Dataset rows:
* start *

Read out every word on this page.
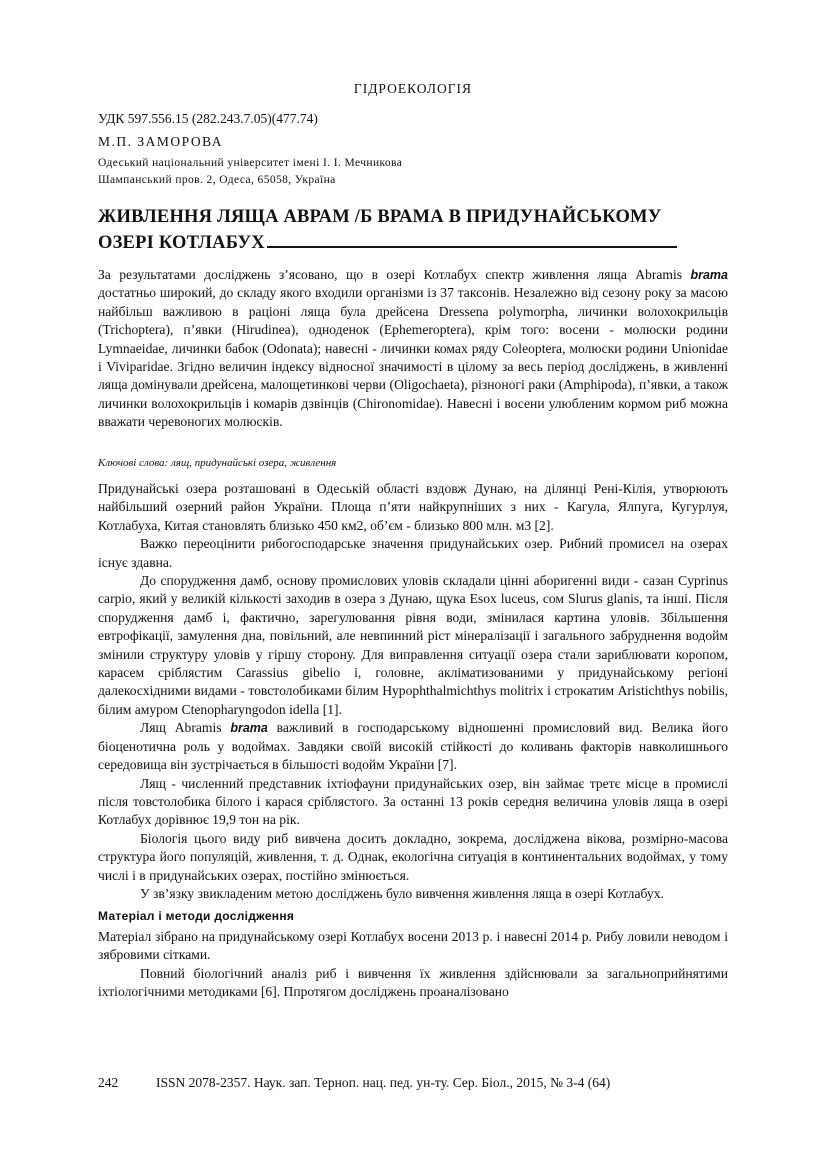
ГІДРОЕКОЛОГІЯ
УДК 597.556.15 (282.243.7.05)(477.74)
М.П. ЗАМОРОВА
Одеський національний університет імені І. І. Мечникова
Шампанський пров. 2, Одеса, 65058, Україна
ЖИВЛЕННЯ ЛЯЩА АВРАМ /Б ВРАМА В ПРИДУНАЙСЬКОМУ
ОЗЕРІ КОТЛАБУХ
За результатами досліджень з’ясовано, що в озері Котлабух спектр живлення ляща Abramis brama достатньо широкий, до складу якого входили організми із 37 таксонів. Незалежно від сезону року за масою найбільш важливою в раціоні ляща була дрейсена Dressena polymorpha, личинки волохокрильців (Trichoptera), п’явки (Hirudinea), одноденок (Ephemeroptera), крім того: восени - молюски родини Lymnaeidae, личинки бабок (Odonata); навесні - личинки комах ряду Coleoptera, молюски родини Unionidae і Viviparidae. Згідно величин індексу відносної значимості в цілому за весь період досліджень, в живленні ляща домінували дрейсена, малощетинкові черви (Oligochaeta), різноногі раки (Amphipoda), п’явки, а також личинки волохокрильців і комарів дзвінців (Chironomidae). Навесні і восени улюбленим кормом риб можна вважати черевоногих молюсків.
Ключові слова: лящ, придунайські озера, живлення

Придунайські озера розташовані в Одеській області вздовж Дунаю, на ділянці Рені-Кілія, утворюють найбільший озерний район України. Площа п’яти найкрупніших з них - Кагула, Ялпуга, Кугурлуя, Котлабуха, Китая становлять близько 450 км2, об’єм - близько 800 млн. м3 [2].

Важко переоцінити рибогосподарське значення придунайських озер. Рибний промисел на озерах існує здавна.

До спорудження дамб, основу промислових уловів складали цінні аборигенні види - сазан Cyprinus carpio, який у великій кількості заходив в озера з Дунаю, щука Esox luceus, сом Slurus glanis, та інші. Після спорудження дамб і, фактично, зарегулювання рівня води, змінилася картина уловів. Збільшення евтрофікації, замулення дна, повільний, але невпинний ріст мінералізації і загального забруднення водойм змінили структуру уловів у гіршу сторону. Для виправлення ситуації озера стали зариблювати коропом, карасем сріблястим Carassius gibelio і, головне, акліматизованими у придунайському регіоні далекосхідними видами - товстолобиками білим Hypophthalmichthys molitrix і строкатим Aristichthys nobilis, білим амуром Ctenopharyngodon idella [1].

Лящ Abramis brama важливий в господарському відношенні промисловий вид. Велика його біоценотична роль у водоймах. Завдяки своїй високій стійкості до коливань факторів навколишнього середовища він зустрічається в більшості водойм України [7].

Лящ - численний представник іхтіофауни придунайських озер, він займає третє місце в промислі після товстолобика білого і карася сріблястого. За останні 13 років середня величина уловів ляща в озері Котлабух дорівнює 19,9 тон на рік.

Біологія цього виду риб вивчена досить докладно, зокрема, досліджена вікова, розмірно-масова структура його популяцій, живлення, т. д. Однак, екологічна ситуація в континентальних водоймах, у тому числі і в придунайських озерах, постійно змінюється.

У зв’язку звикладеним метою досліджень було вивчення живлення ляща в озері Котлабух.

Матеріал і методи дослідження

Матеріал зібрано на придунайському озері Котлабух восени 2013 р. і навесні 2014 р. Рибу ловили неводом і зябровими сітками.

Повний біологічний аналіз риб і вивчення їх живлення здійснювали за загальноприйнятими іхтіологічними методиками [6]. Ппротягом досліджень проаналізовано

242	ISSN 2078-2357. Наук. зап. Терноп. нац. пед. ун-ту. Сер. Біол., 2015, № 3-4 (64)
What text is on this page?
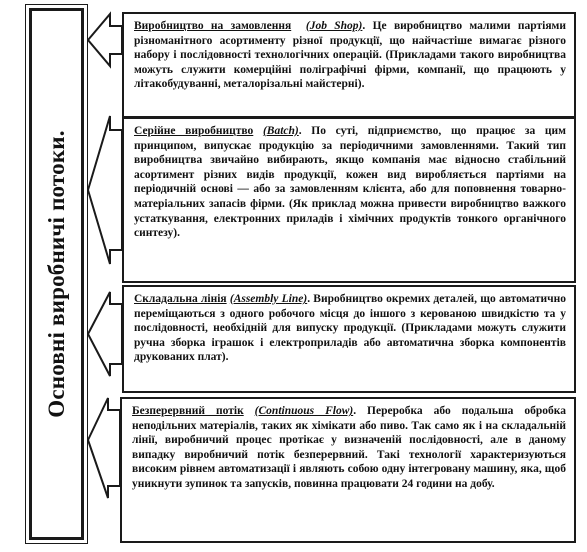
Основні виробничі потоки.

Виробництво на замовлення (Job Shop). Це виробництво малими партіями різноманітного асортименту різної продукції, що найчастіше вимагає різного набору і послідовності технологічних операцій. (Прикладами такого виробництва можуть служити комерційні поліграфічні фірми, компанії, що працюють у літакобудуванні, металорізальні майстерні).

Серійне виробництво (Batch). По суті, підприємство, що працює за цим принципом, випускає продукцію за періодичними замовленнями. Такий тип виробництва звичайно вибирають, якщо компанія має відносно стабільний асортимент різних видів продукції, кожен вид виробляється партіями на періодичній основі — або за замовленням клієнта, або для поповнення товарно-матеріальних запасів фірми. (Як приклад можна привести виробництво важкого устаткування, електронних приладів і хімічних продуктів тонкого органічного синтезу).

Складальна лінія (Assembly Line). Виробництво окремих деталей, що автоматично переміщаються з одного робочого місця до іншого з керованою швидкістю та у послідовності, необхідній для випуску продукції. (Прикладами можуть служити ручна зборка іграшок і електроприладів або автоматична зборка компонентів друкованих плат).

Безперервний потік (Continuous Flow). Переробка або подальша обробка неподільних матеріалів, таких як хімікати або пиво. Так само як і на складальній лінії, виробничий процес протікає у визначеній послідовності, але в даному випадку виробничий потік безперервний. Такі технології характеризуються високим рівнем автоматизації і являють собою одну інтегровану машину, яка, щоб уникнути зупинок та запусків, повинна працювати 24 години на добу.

* end *

*GIVEN REQUEST:*
Without the pictures, retype the whole of the material above exactly.

*RESPONSE TO THIS TASK:*
Read out every word on this page.
ГІДРОЕКОЛОГІЯ
УДК 597.556.15 (282.243.7.05)(477.74)
М.П. ЗАМОРОВА
Одеський національний університет імені І. І. Мечникова
Шампанський пров. 2, Одеса, 65058, Україна
ЖИВЛЕННЯ ЛЯЩА АВРАМ /Б ВРАМА В ПРИДУНАЙСЬКОМУ
ОЗЕРІ КОТЛАБУХ
За результатами досліджень з’ясовано, що в озері Котлабух спектр живлення ляща Abramis brama достатньо широкий, до складу якого входили організми із 37 таксонів. Незалежно від сезону року за масою найбільш важливою в раціоні ляща була дрейсена Dressena polymorpha, личинки волохокрильців (Trichoptera), п’явки (Hirudinea), одноденок (Ephemeroptera), крім того: восени - молюски родини Lymnaeidae, личинки бабок (Odonata); навесні - личинки комах ряду Coleoptera, молюски родини Unionidae і Viviparidae. Згідно величин індексу відносної значимості в цілому за весь період досліджень, в живленні ляща домінували дрейсена, малощетинкові черви (Oligochaeta), різноногі раки (Amphipoda), п’явки, а також личинки волохокрильців і комарів дзвінців (Chironomidae). Навесні і восени улюбленим кормом риб можна вважати черевоногих молюсків.
Ключові слова: лящ, придунайські озера, живлення

Придунайські озера розташовані в Одеській області вздовж Дунаю, на ділянці Рені-Кілія, утворюють найбільший озерний район України. Площа п’яти найкрупніших з них - Кагула, Ялпуга, Кугурлуя, Котлабуха, Китая становлять близько 450 км2, об’єм - близько 800 млн. м3 [2].

Важко переоцінити рибогосподарське значення придунайських озер. Рибний промисел на озерах існує здавна.

До спорудження дамб, основу промислових уловів складали цінні аборигенні види - сазан Cyprinus carpio, який у великій кількості заходив в озера з Дунаю, щука Esox luceus, сом Slurus glanis, та інші. Після спорудження дамб і, фактично, зарегулювання рівня води, змінилася картина уловів. Збільшення евтрофікації, замулення дна, повільний, але невпинний ріст мінералізації і загального забруднення водойм змінили структуру уловів у гіршу сторону. Для виправлення ситуації озера стали зариблювати коропом, карасем сріблястим Carassius gibelio і, головне, акліматизованими у придунайському регіоні далекосхідними видами - товстолобиками білим Hypophthalmichthys molitrix і строкатим Aristichthys nobilis, білим амуром Ctenopharyngodon idella [1].

Лящ Abramis brama важливий в господарському відношенні промисловий вид. Велика його біоценотична роль у водоймах. Завдяки своїй високій стійкості до коливань факторів навколишнього середовища він зустрічається в більшості водойм України [7].

Лящ - численний представник іхтіофауни придунайських озер, він займає третє місце в промислі після товстолобика білого і карася сріблястого. За останні 13 років середня величина уловів ляща в озері Котлабух дорівнює 19,9 тон на рік.

Біологія цього виду риб вивчена досить докладно, зокрема, досліджена вікова, розмірно-масова структура його популяцій, живлення, т. д. Однак, екологічна ситуація в континентальних водоймах, у тому числі і в придунайських озерах, постійно змінюється.

У зв’язку звикладеним метою досліджень було вивчення живлення ляща в озері Котлабух.

Матеріал і методи дослідження

Матеріал зібрано на придунайському озері Котлабух восени 2013 р. і навесні 2014 р. Рибу ловили неводом і зябровими сітками.

Повний біологічний аналіз риб і вивчення їх живлення здійснювали за загальноприйнятими іхтіологічними методиками [6]. Ппротягом досліджень проаналізовано

242	ISSN 2078-2357. Наук. зап. Терноп. нац. пед. ун-ту. Сер. Біол., 2015, № 3-4 (64)
What text is on this page?
Основні виробничі потоки.

Виробництво на замовлення (Job Shop). Це виробництво малими партіями різноманітного асортименту різної продукції, що найчастіше вимагає різного набору і послідовності технологічних операцій. (Прикладами такого виробництва можуть служити комерційні поліграфічні фірми, компанії, що працюють у літакобудуванні, металорізальні майстерні).

Серійне виробництво (Batch). По суті, підприємство, що працює за цим принципом, випускає продукцію за періодичними замовленнями. Такий тип виробництва звичайно вибирають, якщо компанія має відносно стабільний асортимент різних видів продукції, кожен вид виробляється партіями на періодичній основі — або за замовленням клієнта, або для поповнення товарно-матеріальних запасів фірми. (Як приклад можна привести виробництво важкого устаткування, електронних приладів і хімічних продуктів тонкого органічного синтезу).

Складальна лінія (Assembly Line). Виробництво окремих деталей, що автоматично переміщаються з одного робочого місця до іншого з керованою швидкістю та у послідовності, необхідній для випуску продукції. (Прикладами можуть служити ручна зборка іграшок і електроприладів або автоматична зборка компонентів друкованих плат).

Безперервний потік (Continuous Flow). Переробка або подальша обробка неподільних матеріалів, таких як хімікати або пиво. Так само як і на складальній лінії, виробничий процес протікає у визначеній послідовності, але в даному випадку виробничий потік безперервний. Такі технології характеризуються високим рівнем автоматизації і являють собою одну інтегровану машину, яка, щоб уникнути зупинок та запусків, повинна працювати 24 години на добу.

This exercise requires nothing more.